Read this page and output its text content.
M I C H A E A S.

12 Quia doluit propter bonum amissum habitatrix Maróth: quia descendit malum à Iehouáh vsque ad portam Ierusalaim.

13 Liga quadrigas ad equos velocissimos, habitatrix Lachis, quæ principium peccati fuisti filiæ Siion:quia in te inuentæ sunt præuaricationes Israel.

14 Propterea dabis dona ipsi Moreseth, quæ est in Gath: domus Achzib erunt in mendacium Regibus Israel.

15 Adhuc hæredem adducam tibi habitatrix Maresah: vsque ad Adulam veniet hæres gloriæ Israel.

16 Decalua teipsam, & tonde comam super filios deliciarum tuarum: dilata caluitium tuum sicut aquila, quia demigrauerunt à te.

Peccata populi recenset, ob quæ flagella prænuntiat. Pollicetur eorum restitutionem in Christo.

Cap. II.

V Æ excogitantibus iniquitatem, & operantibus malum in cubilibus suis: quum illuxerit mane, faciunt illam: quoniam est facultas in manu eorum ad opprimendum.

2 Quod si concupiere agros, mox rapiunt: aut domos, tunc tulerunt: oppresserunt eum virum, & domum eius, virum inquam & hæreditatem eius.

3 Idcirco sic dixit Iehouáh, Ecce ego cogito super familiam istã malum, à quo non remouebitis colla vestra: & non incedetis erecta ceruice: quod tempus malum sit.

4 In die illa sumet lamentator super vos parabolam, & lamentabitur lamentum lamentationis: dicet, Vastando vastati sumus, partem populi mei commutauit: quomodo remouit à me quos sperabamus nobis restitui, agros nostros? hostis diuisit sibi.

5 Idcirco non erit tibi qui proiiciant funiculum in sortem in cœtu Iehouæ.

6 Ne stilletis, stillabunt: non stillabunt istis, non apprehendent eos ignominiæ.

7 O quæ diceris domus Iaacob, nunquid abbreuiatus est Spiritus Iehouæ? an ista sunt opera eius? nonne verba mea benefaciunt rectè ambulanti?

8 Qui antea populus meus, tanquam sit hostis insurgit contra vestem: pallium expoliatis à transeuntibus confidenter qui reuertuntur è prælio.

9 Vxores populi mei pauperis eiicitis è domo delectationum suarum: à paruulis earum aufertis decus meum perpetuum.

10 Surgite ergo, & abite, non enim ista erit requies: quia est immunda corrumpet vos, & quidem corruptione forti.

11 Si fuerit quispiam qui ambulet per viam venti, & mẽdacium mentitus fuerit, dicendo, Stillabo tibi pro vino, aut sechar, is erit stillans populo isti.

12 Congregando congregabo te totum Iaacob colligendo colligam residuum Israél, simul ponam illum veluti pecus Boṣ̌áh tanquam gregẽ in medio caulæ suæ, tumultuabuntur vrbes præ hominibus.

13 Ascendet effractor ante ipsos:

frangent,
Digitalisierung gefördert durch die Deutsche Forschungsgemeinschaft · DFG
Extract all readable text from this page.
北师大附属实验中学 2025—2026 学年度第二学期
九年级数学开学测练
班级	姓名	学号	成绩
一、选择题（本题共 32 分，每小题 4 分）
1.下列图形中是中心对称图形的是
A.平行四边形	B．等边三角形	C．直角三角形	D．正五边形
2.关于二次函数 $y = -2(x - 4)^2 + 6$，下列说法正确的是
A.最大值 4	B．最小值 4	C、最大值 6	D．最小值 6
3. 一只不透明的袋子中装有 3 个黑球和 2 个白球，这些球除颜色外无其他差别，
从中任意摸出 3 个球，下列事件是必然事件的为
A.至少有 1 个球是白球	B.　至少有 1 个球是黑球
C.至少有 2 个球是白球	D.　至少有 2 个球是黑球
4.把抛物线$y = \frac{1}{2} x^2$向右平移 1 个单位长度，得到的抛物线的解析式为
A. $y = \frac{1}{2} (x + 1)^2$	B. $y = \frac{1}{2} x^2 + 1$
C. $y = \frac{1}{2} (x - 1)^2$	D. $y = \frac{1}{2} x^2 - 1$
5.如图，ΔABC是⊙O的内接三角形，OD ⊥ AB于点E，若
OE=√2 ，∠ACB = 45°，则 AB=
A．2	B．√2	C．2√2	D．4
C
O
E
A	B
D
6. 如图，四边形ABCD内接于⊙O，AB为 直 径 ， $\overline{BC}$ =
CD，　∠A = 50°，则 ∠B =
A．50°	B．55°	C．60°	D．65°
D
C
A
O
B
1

_ _ _ _ _

== Stated task ==
Select and copy every line of the material that holds the string "populi".

== The response ==
Peccata populi recenset, ob quæ flagella prænuntiat. Pollicetur eorum restitutionem in Christo.
4 In die illa sumet lamentator super vos parabolam, & lamentabitur lamentum lamentationis: dicet, Vastando vastati sumus, partem populi mei commutauit: quomodo remouit à me quos sperabamus nobis restitui, agros nostros? hostis diuisit sibi.
9 Vxores populi mei pauperis eiicitis è domo delectationum suarum: à paruulis earum aufertis decus meum perpetuum.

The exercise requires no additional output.